BRIEF =>
Find the lines that hold the word "JSON" and return them.
══ ENTRIES SHOWN
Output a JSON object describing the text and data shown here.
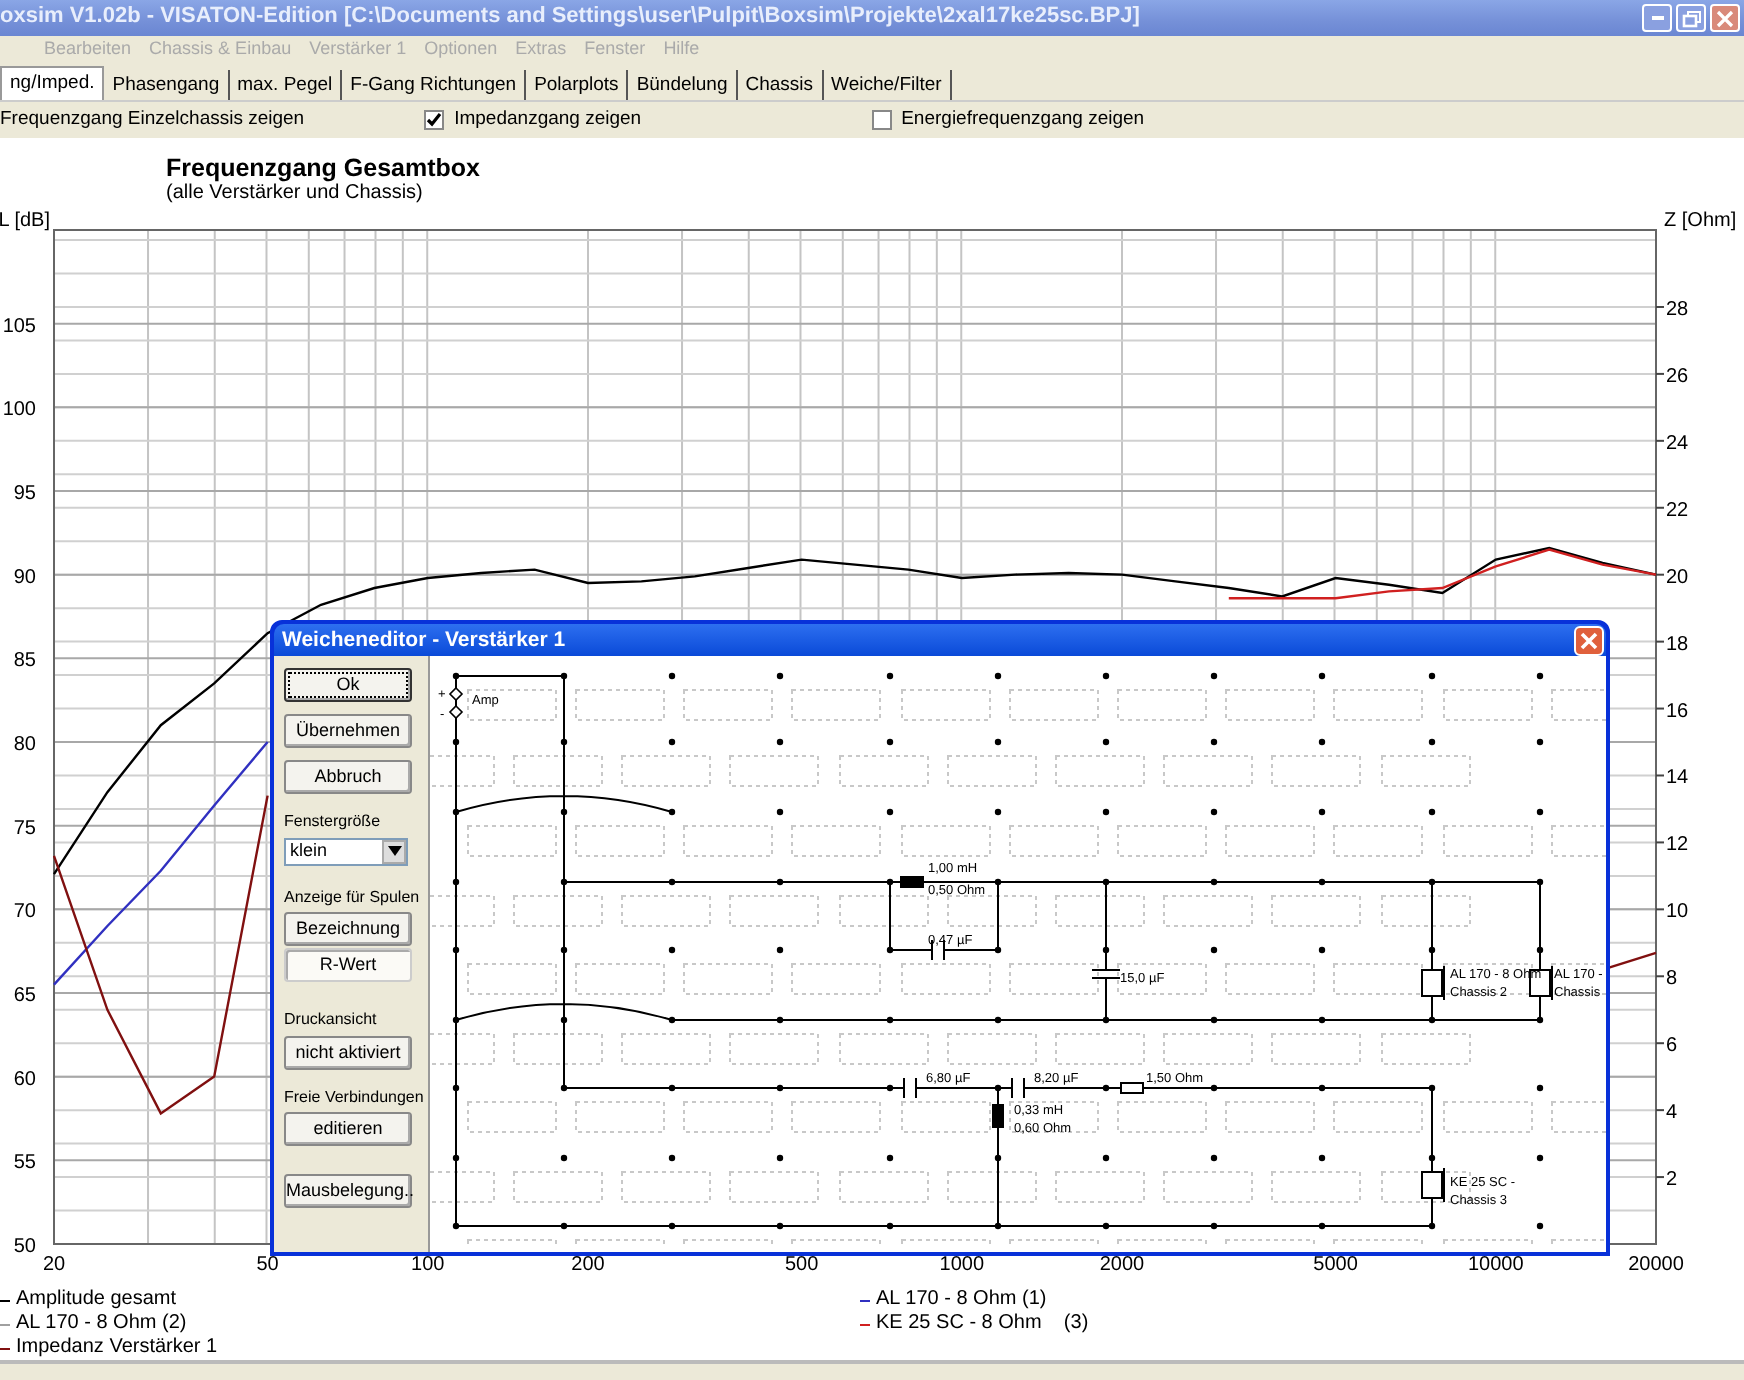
{
  "window": {
    "title": "oxsim V1.02b - VISATON-Edition [C:\\Documents and Settings\\user\\Pulpit\\Boxsim\\Projekte\\2xal17ke25sc.BPJ]"
  },
  "menu": [
    {
      "label": "Bearbeiten",
      "disabled": true
    },
    {
      "label": "Chassis & Einbau",
      "disabled": true
    },
    {
      "label": "Verstärker 1",
      "disabled": true
    },
    {
      "label": "Optionen",
      "disabled": true
    },
    {
      "label": "Extras",
      "disabled": true
    },
    {
      "label": "Fenster",
      "disabled": true
    },
    {
      "label": "Hilfe",
      "disabled": true
    }
  ],
  "tabs": [
    {
      "label": "ng/Imped.",
      "selected": true
    },
    {
      "label": "Phasengang",
      "selected": false
    },
    {
      "label": "max. Pegel",
      "selected": false
    },
    {
      "label": "F-Gang Richtungen",
      "selected": false
    },
    {
      "label": "Polarplots",
      "selected": false
    },
    {
      "label": "Bündelung",
      "selected": false
    },
    {
      "label": "Chassis",
      "selected": false
    },
    {
      "label": "Weiche/Filter",
      "selected": false
    }
  ],
  "options": [
    {
      "label": "Frequenzgang Einzelchassis zeigen"
    },
    {
      "label": "Impedanzgang zeigen",
      "checked": true
    },
    {
      "label": "Energiefrequenzgang zeigen",
      "checked": false
    }
  ],
  "chart": {
    "title": "Frequenzgang Gesamtbox",
    "subtitle": "(alle Verstärker und Chassis)",
    "chart_data": {
      "type": "line",
      "ylabel": "L [dB]",
      "y2label": "Z [Ohm]",
      "ylim": [
        50,
        110.6
      ],
      "y2lim": [
        0,
        30.3
      ],
      "y2ticks": [
        28,
        26,
        24,
        22,
        20,
        18,
        16,
        14,
        12,
        10,
        8,
        6,
        4,
        2
      ],
      "yticks": [
        50,
        55,
        60,
        65,
        70,
        75,
        80,
        85,
        90,
        95,
        100,
        105
      ],
      "grid": true,
      "categories": [
        "20",
        null,
        null,
        null,
        "50",
        null,
        null,
        "100",
        null,
        null,
        "200",
        null,
        null,
        null,
        "500",
        null,
        null,
        "1000",
        null,
        null,
        "2000",
        null,
        null,
        null,
        "5000",
        null,
        null,
        "10000",
        null,
        null,
        "20000"
      ],
      "series": [
        {
          "name": "Amplitude gesamt",
          "color": "#000000",
          "values": [
            72.1,
            77.0,
            81.0,
            83.5,
            86.5,
            88.2,
            89.2,
            89.8,
            90.1,
            90.3,
            89.5,
            89.6,
            89.9,
            90.4,
            90.9,
            90.6,
            90.3,
            89.8,
            90.0,
            90.1,
            90.0,
            89.6,
            89.2,
            88.7,
            89.8,
            89.4,
            88.9,
            90.9,
            91.6,
            90.7,
            90.0
          ]
        },
        {
          "name": "AL 170 - 8 Ohm (1)",
          "color": "#3030c0",
          "values": [
            65.5,
            69.0,
            72.3,
            76.2,
            80.0,
            null,
            null,
            null,
            null,
            null,
            null,
            null,
            null,
            null,
            null,
            null,
            null,
            null,
            null,
            null,
            null,
            null,
            null,
            null,
            null,
            null,
            null,
            null,
            null,
            null,
            null
          ]
        },
        {
          "name": "AL 170 - 8 Ohm (2)",
          "color": "#a0a0a0",
          "values": [
            null,
            null,
            null,
            null,
            null,
            null,
            null,
            null,
            null,
            null,
            null,
            null,
            null,
            null,
            null,
            null,
            null,
            null,
            null,
            null,
            null,
            null,
            null,
            null,
            null,
            null,
            null,
            null,
            null,
            null,
            null
          ]
        },
        {
          "name": "KE 25 SC - 8 Ohm    (3)",
          "color": "#d02020",
          "values": [
            null,
            null,
            null,
            null,
            null,
            null,
            null,
            null,
            null,
            null,
            null,
            null,
            null,
            null,
            null,
            null,
            null,
            null,
            null,
            null,
            null,
            null,
            88.6,
            88.6,
            88.6,
            89.0,
            89.2,
            90.5,
            91.5,
            90.6,
            90.0
          ]
        },
        {
          "name": "Impedanz Verstärker 1",
          "axis": "y2",
          "color": "#801010",
          "values": [
            11.6,
            7.0,
            3.9,
            5.0,
            13.4,
            null,
            null,
            null,
            null,
            null,
            null,
            null,
            null,
            null,
            null,
            null,
            null,
            null,
            null,
            null,
            null,
            null,
            null,
            null,
            null,
            null,
            null,
            null,
            null,
            8.2,
            8.7
          ]
        }
      ]
    }
  },
  "dialog": {
    "title": "Weicheneditor - Verstärker 1",
    "buttons": [
      {
        "label": "Ok",
        "focused": true
      },
      {
        "label": "Übernehmen",
        "focused": false
      },
      {
        "label": "Abbruch",
        "focused": false
      }
    ],
    "window_size": {
      "label": "Fenstergröße",
      "value": "klein"
    },
    "coil_display": {
      "label": "Anzeige für Spulen",
      "options": [
        {
          "label": "Bezeichnung",
          "selected": false
        },
        {
          "label": "R-Wert",
          "selected": true
        }
      ]
    },
    "print_view": {
      "label": "Druckansicht",
      "button": "nicht aktiviert"
    },
    "free_connections": {
      "label": "Freie Verbindungen",
      "button": "editieren"
    },
    "mouse_button": "Mausbelegung..",
    "schematic": {
      "amp": "Amp",
      "terminals": [
        "+",
        "-"
      ],
      "labels": [
        "1,00 mH",
        "0,50 Ohm",
        "0,47 µF",
        "15,0 µF",
        "AL 170 - 8 Ohm",
        "Chassis 2",
        "AL 170 -",
        "Chassis",
        "6,80 µF",
        "8,20 µF",
        "1,50 Ohm",
        "0,33 mH",
        "0,60 Ohm",
        "KE 25 SC -",
        "Chassis 3"
      ]
    }
  }
}
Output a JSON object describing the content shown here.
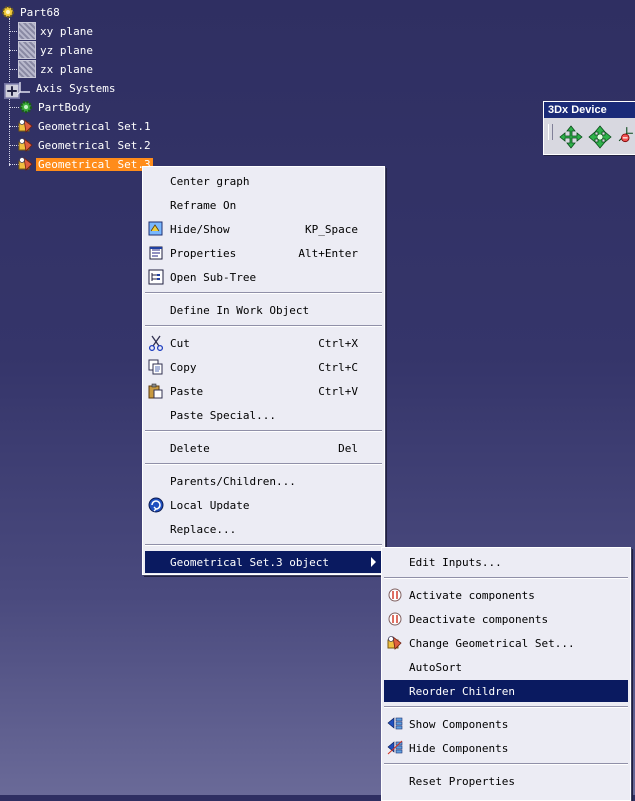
{
  "tree": {
    "root": "Part68",
    "nodes": [
      {
        "label": "xy plane",
        "icon": "plane-icon"
      },
      {
        "label": "yz plane",
        "icon": "plane-icon"
      },
      {
        "label": "zx plane",
        "icon": "plane-icon"
      },
      {
        "label": "Axis Systems",
        "icon": "axis-systems-icon"
      },
      {
        "label": "PartBody",
        "icon": "partbody-gear-icon"
      },
      {
        "label": "Geometrical Set.1",
        "icon": "geometrical-set-icon"
      },
      {
        "label": "Geometrical Set.2",
        "icon": "geometrical-set-icon"
      },
      {
        "label": "Geometrical Set.3",
        "icon": "geometrical-set-icon"
      }
    ]
  },
  "toolbar": {
    "title": "3Dx Device",
    "buttons": [
      "pan-arrows-icon",
      "rotate-arrows-icon",
      "zoom-icon"
    ]
  },
  "context_menu": {
    "items": [
      {
        "label": "Center graph",
        "shortcut": ""
      },
      {
        "label": "Reframe On",
        "shortcut": ""
      },
      {
        "label": "Hide/Show",
        "shortcut": "KP_Space",
        "icon": "hide-show-icon"
      },
      {
        "label": "Properties",
        "shortcut": "Alt+Enter",
        "icon": "properties-icon"
      },
      {
        "label": "Open Sub-Tree",
        "shortcut": "",
        "icon": "sub-tree-icon"
      },
      {
        "label": "Define In Work Object",
        "shortcut": ""
      },
      {
        "label": "Cut",
        "shortcut": "Ctrl+X",
        "icon": "scissors-icon"
      },
      {
        "label": "Copy",
        "shortcut": "Ctrl+C",
        "icon": "copy-icon"
      },
      {
        "label": "Paste",
        "shortcut": "Ctrl+V",
        "icon": "paste-icon"
      },
      {
        "label": "Paste Special...",
        "shortcut": ""
      },
      {
        "label": "Delete",
        "shortcut": "Del"
      },
      {
        "label": "Parents/Children...",
        "shortcut": ""
      },
      {
        "label": "Local Update",
        "shortcut": "",
        "icon": "local-update-icon"
      },
      {
        "label": "Replace...",
        "shortcut": ""
      },
      {
        "label": "Geometrical Set.3 object",
        "shortcut": ""
      }
    ]
  },
  "sub_menu": {
    "items": [
      {
        "label": "Edit Inputs..."
      },
      {
        "label": "Activate components",
        "icon": "activate-icon"
      },
      {
        "label": "Deactivate components",
        "icon": "deactivate-icon"
      },
      {
        "label": "Change Geometrical Set...",
        "icon": "change-set-icon"
      },
      {
        "label": "AutoSort"
      },
      {
        "label": "Reorder Children"
      },
      {
        "label": "Show Components",
        "icon": "show-components-icon"
      },
      {
        "label": "Hide Components",
        "icon": "hide-components-icon"
      },
      {
        "label": "Reset Properties"
      }
    ]
  },
  "colors": {
    "background": "#35356a",
    "selection": "#ff8c1a",
    "menu_highlight": "#0a1a60",
    "menu_bg": "#ececf4"
  }
}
════
SOLUTION =>
Output a JSON object describing the text and data shown here.
Output a JSON object describing the content shown here.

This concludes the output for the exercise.